▸ **DATA TO USE**
* begin *

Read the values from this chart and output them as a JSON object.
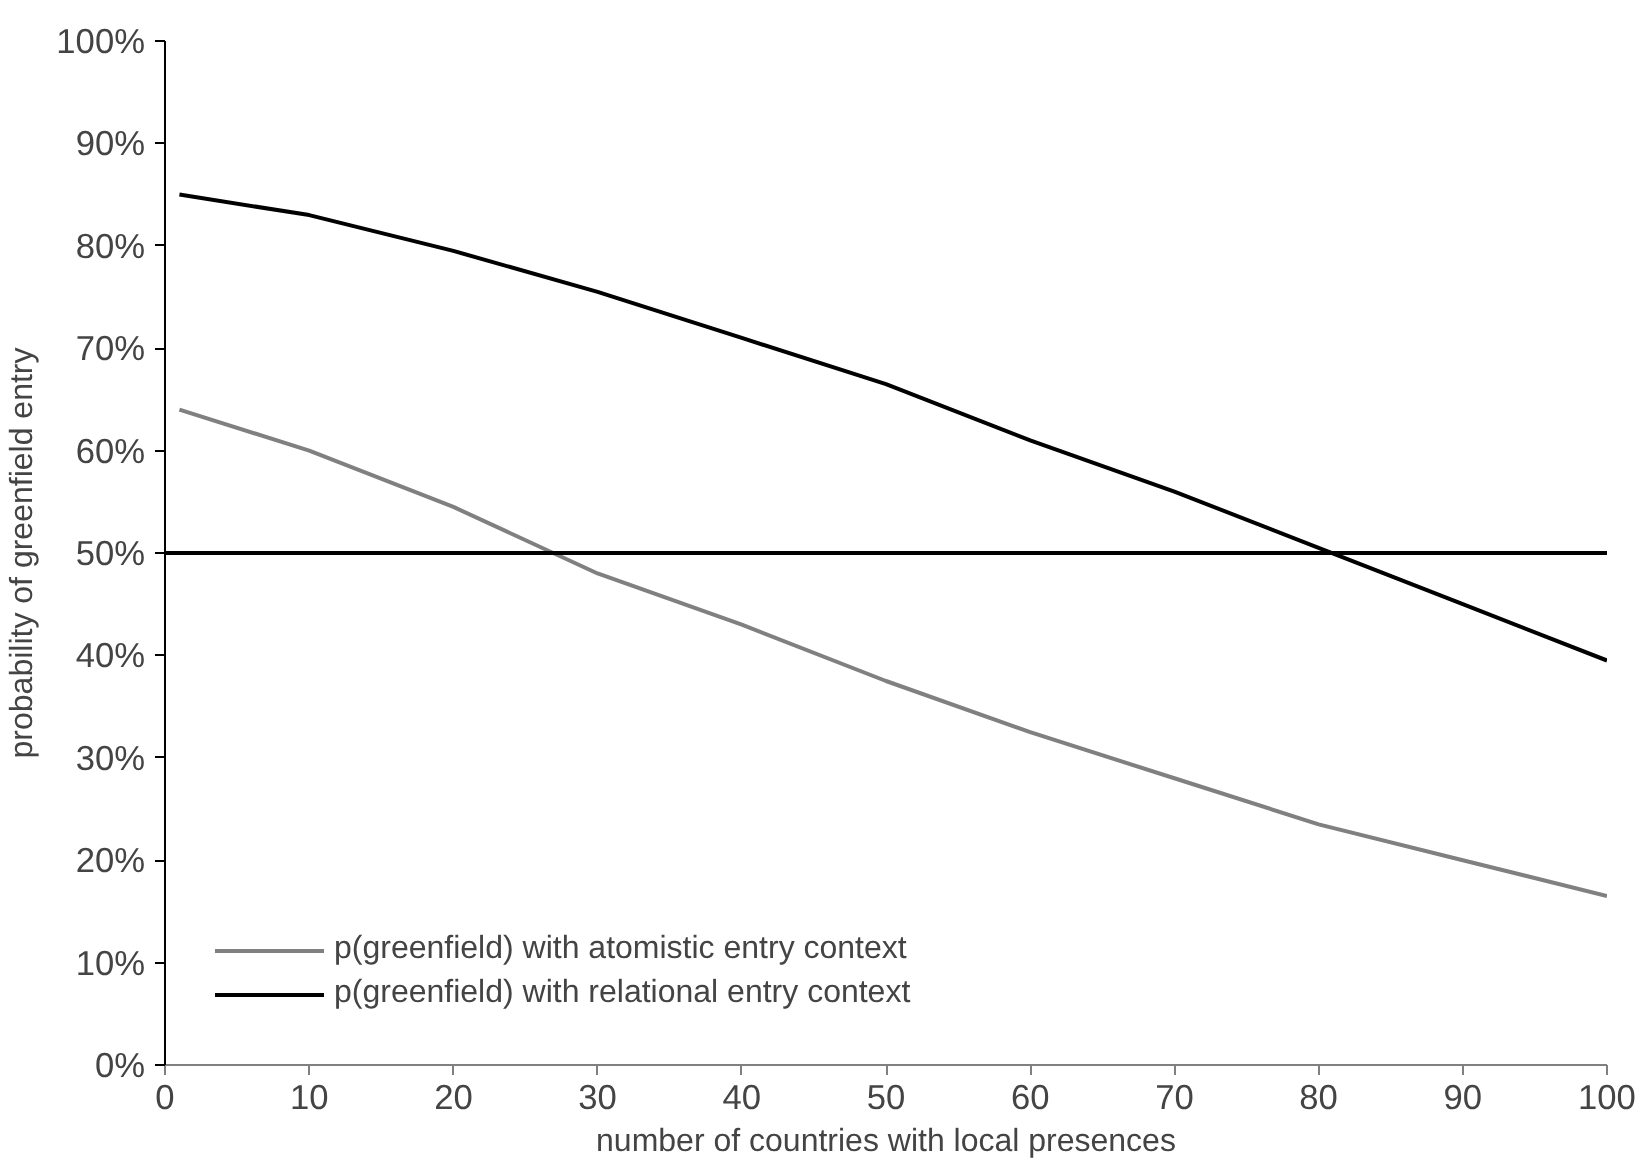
{
  "chart_data": {
    "type": "line",
    "xlabel": "number of countries with local presences",
    "ylabel": "probability of greenfield entry",
    "xlim": [
      0,
      100
    ],
    "xticks": [
      0,
      10,
      20,
      30,
      40,
      50,
      60,
      70,
      80,
      90,
      100
    ],
    "ylim": [
      0,
      100
    ],
    "yticks": [
      {
        "value": 0,
        "label": "0%"
      },
      {
        "value": 10,
        "label": "10%"
      },
      {
        "value": 20,
        "label": "20%"
      },
      {
        "value": 30,
        "label": "30%"
      },
      {
        "value": 40,
        "label": "40%"
      },
      {
        "value": 50,
        "label": "50%"
      },
      {
        "value": 60,
        "label": "60%"
      },
      {
        "value": 70,
        "label": "70%"
      },
      {
        "value": 80,
        "label": "80%"
      },
      {
        "value": 90,
        "label": "90%"
      },
      {
        "value": 100,
        "label": "100%"
      }
    ],
    "x": [
      1,
      10,
      20,
      30,
      40,
      50,
      60,
      70,
      80,
      90,
      100
    ],
    "series": [
      {
        "name": "p(greenfield) with atomistic entry context",
        "color": "#808080",
        "values": [
          64,
          60,
          54.5,
          48,
          43,
          37.5,
          32.5,
          28,
          23.5,
          20,
          16.5
        ]
      },
      {
        "name": "p(greenfield) with relational entry context",
        "color": "#000000",
        "values": [
          85,
          83,
          79.5,
          75.5,
          71,
          66.5,
          61,
          56,
          50.5,
          45,
          39.5
        ]
      }
    ],
    "ref_lines": [
      {
        "axis": "y",
        "value": 50,
        "color": "#000000"
      }
    ],
    "grid": false,
    "legend": "bottom left",
    "line_style": "solid"
  }
}
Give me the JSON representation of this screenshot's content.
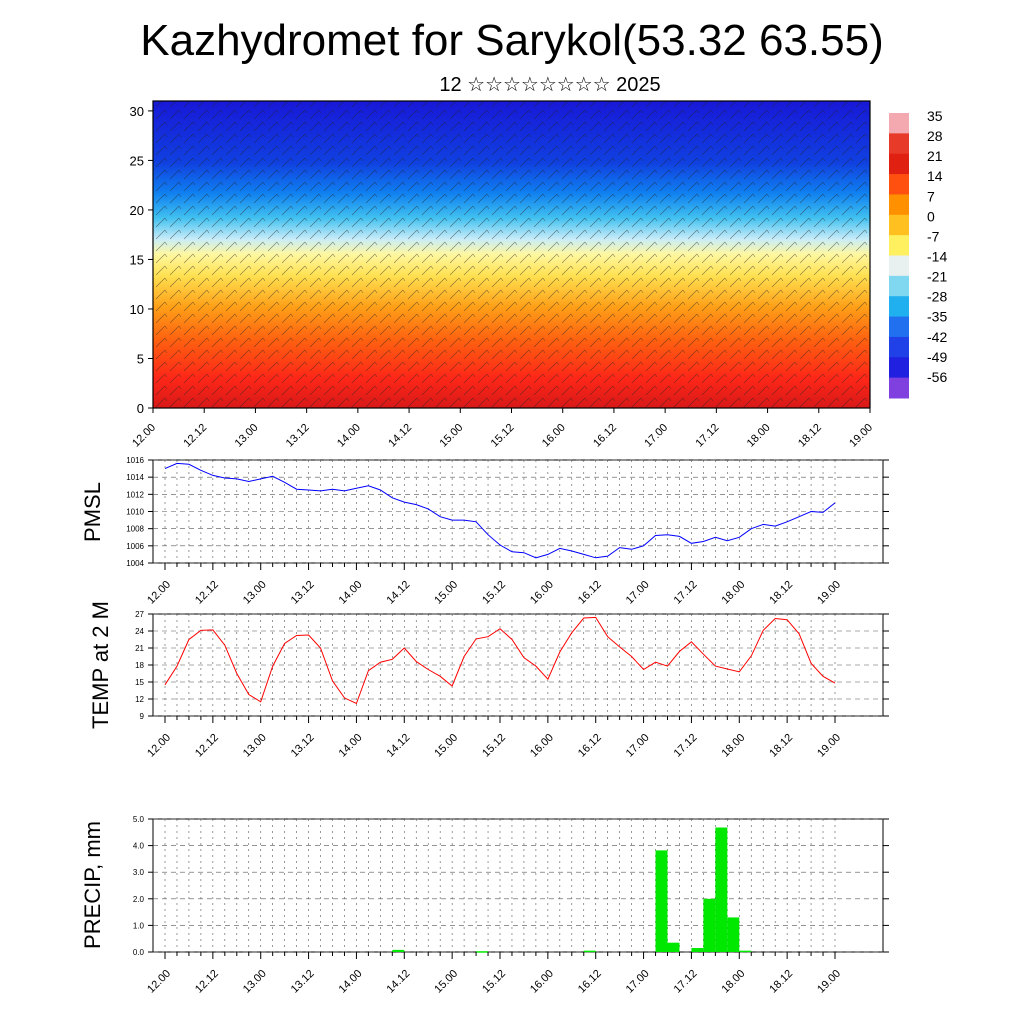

* end *

▸ **WHAT THE TASK ASKS**
Reply with the number of lines in the material above that contain "entry", and nothing more.

▸ **TASK ANSWER**
3